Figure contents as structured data
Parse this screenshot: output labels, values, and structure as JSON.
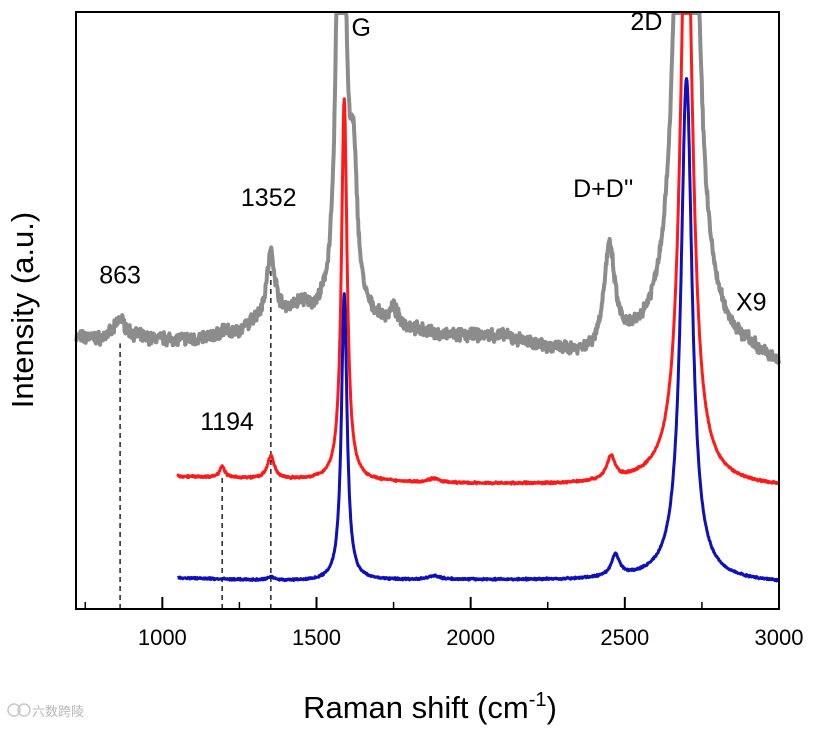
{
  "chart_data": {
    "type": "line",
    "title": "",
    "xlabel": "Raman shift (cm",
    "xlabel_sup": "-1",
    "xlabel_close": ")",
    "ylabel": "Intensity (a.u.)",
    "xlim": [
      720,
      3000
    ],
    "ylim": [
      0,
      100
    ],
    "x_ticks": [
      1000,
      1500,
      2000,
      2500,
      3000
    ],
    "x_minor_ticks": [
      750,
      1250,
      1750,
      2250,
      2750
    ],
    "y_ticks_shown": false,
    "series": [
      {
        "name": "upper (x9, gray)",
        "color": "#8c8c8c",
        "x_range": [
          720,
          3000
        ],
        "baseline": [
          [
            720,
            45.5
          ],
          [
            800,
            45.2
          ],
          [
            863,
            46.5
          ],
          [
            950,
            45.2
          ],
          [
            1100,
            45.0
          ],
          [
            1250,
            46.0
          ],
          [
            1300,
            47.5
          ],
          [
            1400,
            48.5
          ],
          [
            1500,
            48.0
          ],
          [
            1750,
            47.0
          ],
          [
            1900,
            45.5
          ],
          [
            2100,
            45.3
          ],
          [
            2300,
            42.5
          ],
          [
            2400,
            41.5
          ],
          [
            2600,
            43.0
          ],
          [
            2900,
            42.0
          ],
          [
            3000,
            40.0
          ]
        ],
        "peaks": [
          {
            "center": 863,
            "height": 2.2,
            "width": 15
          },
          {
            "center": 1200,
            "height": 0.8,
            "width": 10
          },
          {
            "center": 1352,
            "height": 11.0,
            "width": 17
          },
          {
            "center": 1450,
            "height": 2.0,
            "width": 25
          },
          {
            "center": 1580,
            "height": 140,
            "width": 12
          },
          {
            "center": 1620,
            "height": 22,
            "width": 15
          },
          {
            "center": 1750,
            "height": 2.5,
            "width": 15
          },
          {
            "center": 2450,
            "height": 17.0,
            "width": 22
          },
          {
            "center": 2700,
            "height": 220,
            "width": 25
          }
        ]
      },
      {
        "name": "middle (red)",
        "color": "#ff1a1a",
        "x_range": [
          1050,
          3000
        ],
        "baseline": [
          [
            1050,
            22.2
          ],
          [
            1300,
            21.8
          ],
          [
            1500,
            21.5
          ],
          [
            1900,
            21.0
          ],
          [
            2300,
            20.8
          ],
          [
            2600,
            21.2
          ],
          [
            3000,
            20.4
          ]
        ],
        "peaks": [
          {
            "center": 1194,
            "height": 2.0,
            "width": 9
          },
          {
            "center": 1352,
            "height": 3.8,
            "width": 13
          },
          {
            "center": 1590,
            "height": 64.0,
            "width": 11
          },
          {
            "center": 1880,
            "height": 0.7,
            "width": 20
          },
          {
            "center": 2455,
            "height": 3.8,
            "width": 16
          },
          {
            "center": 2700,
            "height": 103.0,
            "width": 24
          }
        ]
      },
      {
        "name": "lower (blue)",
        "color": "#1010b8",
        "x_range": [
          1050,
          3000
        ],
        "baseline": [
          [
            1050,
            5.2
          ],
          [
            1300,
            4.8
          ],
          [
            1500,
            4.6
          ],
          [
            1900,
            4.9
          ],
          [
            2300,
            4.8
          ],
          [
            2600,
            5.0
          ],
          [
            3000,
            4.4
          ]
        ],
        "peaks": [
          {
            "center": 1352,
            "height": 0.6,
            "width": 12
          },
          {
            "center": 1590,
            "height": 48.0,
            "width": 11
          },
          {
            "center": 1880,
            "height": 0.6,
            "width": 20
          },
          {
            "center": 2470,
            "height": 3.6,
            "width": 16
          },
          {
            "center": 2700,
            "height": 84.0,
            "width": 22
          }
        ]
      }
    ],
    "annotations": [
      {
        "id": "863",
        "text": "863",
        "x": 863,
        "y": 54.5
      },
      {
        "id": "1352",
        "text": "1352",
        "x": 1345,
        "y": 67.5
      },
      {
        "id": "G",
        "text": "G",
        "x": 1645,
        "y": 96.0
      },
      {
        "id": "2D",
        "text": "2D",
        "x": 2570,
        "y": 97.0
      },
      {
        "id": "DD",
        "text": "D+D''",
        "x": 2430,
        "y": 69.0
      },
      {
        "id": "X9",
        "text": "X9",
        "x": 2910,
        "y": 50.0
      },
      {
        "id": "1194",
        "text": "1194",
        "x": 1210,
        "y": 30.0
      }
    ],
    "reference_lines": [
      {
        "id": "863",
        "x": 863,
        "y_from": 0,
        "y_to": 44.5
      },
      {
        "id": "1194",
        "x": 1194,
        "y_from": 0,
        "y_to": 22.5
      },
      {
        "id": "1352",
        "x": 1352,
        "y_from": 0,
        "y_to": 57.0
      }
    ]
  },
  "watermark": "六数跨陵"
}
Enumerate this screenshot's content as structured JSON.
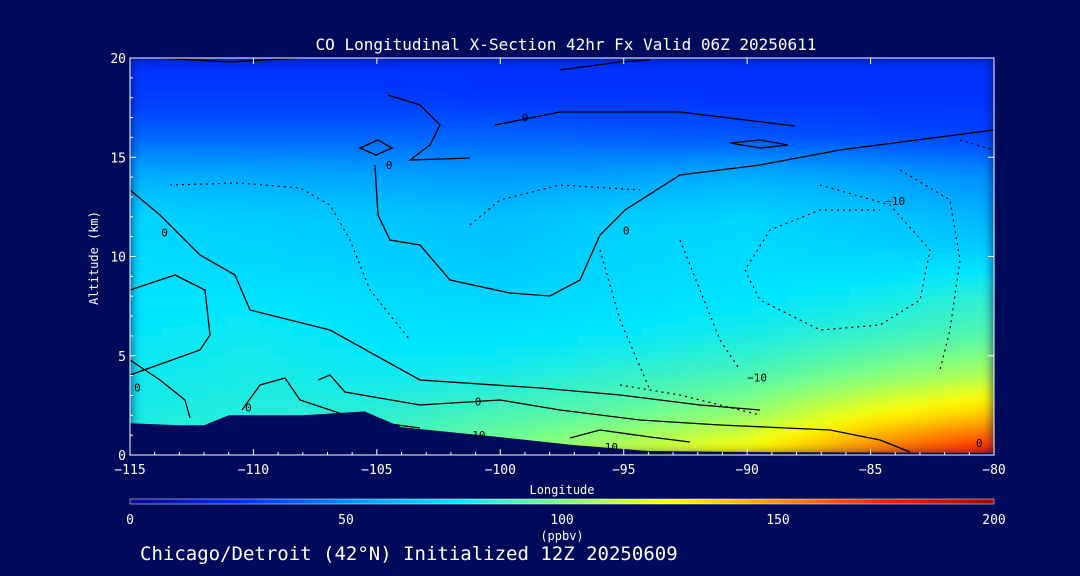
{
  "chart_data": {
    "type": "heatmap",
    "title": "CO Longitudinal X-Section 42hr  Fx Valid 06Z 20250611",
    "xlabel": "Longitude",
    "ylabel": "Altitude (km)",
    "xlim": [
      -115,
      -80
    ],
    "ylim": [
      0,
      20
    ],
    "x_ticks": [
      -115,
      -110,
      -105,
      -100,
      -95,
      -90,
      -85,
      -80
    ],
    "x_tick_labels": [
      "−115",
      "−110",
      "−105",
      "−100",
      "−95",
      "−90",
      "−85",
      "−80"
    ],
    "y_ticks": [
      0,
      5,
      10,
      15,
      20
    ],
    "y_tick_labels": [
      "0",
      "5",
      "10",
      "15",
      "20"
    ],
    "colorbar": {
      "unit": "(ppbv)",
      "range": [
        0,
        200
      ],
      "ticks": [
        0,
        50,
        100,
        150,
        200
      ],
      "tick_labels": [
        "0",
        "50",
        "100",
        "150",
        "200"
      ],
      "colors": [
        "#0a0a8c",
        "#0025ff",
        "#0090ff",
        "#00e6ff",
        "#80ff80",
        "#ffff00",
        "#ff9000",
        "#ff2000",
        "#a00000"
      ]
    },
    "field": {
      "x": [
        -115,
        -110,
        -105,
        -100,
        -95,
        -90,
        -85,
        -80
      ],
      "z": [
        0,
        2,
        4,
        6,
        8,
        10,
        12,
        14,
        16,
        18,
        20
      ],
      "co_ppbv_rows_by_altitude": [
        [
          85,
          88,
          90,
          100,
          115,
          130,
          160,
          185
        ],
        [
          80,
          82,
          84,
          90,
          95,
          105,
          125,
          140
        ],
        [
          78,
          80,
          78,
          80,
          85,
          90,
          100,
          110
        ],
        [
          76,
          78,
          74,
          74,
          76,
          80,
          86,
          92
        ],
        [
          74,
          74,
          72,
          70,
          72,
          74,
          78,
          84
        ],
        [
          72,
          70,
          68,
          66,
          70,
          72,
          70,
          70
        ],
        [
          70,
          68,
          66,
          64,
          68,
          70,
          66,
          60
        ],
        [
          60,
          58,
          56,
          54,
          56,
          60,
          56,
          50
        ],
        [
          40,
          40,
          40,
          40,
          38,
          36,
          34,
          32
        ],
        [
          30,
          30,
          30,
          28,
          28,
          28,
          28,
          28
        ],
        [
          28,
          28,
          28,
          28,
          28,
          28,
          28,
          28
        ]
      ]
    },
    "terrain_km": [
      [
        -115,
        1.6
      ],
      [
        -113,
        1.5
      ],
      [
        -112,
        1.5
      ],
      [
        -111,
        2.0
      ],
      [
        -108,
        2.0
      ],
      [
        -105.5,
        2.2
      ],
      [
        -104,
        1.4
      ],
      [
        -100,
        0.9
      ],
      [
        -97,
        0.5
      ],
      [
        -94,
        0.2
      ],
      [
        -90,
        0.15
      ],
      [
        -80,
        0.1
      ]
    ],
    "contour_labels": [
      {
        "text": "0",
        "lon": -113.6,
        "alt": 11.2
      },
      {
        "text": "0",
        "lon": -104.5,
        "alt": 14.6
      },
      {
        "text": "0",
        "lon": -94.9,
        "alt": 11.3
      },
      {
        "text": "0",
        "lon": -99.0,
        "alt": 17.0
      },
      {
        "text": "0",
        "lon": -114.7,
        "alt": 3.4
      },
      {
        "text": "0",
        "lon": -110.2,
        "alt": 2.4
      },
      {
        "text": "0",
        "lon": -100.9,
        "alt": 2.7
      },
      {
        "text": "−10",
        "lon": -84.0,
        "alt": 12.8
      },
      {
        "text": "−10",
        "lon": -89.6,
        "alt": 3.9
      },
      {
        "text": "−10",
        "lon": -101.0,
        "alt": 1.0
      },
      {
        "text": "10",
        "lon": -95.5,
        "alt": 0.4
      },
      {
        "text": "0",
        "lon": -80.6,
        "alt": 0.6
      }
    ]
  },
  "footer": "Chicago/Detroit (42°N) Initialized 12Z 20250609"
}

--

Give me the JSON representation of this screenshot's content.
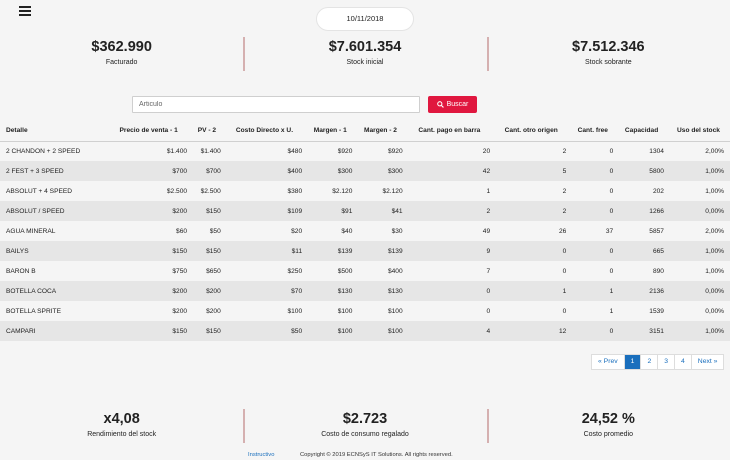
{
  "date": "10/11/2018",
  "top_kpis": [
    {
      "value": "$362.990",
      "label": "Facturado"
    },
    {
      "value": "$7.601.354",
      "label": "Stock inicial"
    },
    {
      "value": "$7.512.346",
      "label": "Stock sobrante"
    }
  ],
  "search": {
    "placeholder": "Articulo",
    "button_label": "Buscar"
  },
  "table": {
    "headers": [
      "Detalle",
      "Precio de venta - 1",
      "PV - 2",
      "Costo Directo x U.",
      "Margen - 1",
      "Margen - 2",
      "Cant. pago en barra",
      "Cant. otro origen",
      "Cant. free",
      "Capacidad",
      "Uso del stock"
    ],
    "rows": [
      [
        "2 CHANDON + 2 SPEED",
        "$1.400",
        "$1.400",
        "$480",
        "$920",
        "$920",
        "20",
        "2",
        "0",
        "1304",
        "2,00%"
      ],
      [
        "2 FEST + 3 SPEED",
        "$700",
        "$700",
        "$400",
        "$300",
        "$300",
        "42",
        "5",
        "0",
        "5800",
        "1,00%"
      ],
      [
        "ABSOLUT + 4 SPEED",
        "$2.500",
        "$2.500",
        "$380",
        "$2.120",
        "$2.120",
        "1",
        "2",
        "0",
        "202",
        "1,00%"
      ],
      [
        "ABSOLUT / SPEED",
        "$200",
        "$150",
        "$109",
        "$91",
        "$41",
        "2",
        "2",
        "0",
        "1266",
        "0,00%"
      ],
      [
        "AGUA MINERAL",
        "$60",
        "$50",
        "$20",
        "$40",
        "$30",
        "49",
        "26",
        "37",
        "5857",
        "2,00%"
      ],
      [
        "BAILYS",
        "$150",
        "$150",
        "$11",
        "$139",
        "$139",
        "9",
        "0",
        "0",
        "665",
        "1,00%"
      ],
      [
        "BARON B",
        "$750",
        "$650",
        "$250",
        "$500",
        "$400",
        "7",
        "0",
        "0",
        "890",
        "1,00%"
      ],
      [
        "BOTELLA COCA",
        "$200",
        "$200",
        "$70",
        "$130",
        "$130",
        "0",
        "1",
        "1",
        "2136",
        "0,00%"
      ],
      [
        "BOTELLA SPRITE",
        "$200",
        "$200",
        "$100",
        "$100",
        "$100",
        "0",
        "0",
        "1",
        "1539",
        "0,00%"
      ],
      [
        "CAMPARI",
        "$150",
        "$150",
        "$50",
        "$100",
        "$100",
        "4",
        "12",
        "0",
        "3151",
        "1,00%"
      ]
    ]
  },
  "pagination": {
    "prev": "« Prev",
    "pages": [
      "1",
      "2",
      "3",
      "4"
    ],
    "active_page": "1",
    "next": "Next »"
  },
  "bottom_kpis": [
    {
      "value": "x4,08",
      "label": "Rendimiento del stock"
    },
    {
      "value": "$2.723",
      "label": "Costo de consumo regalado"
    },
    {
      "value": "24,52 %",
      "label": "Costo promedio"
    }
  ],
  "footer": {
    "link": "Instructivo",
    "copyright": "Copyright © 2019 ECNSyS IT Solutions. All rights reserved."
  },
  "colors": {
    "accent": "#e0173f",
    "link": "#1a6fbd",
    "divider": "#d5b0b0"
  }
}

(Goal): Identify every line above that includes the word "name", and show those lines.

(Full answer):
        "name": "upper (x9, gray)",
        "name": "middle (red)",
        "name": "lower (blue)",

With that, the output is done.